**Task statement**
Lines containing the string "degrees" are to be collected in full.

**Excerpted data**
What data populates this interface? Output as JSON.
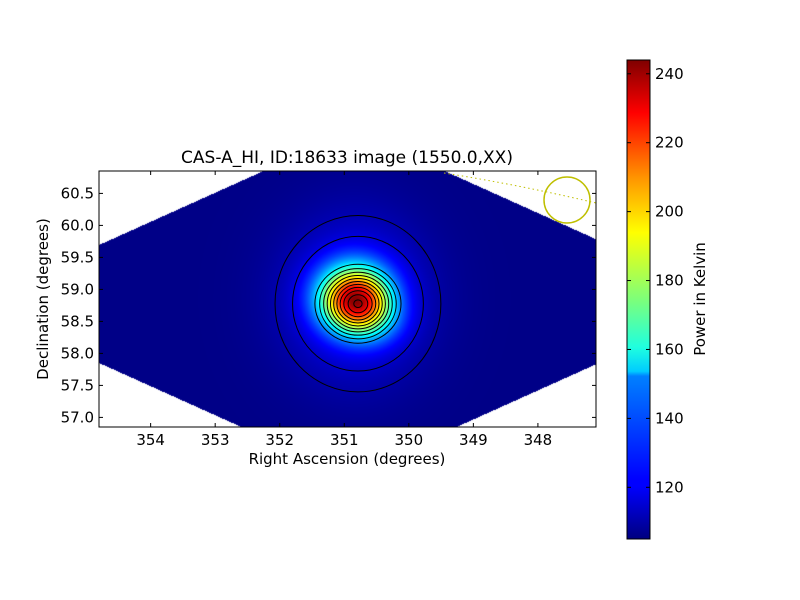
{
  "chart_data": {
    "type": "heatmap",
    "title": "CAS-A_HI, ID:18633 image (1550.0,XX)",
    "xlabel": "Right Ascension (degrees)",
    "ylabel": "Declination (degrees)",
    "x_direction": "decreasing",
    "xlim": [
      354.8,
      347.1
    ],
    "ylim": [
      56.85,
      60.85
    ],
    "x_ticks": [
      354,
      353,
      352,
      351,
      350,
      349,
      348
    ],
    "y_ticks": [
      57.0,
      57.5,
      58.0,
      58.5,
      59.0,
      59.5,
      60.0,
      60.5
    ],
    "x_tick_labels": [
      "354",
      "353",
      "352",
      "351",
      "350",
      "349",
      "348"
    ],
    "y_tick_labels": [
      "57.0",
      "57.5",
      "58.0",
      "58.5",
      "59.0",
      "59.5",
      "60.0",
      "60.5"
    ],
    "peak": {
      "ra": 350.85,
      "dec": 58.87,
      "value": 243
    },
    "background_value": 106,
    "colormap": "jet",
    "contour_color": "#000000",
    "beam_marker_color": "#bfbf00",
    "colorbar": {
      "label": "Power in Kelvin",
      "range": [
        105,
        244
      ],
      "ticks": [
        120,
        140,
        160,
        180,
        200,
        220,
        240
      ],
      "tick_labels": [
        "120",
        "140",
        "160",
        "180",
        "200",
        "220",
        "240"
      ]
    }
  }
}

**The output**
    "xlabel": "Right Ascension (degrees)",
    "ylabel": "Declination (degrees)",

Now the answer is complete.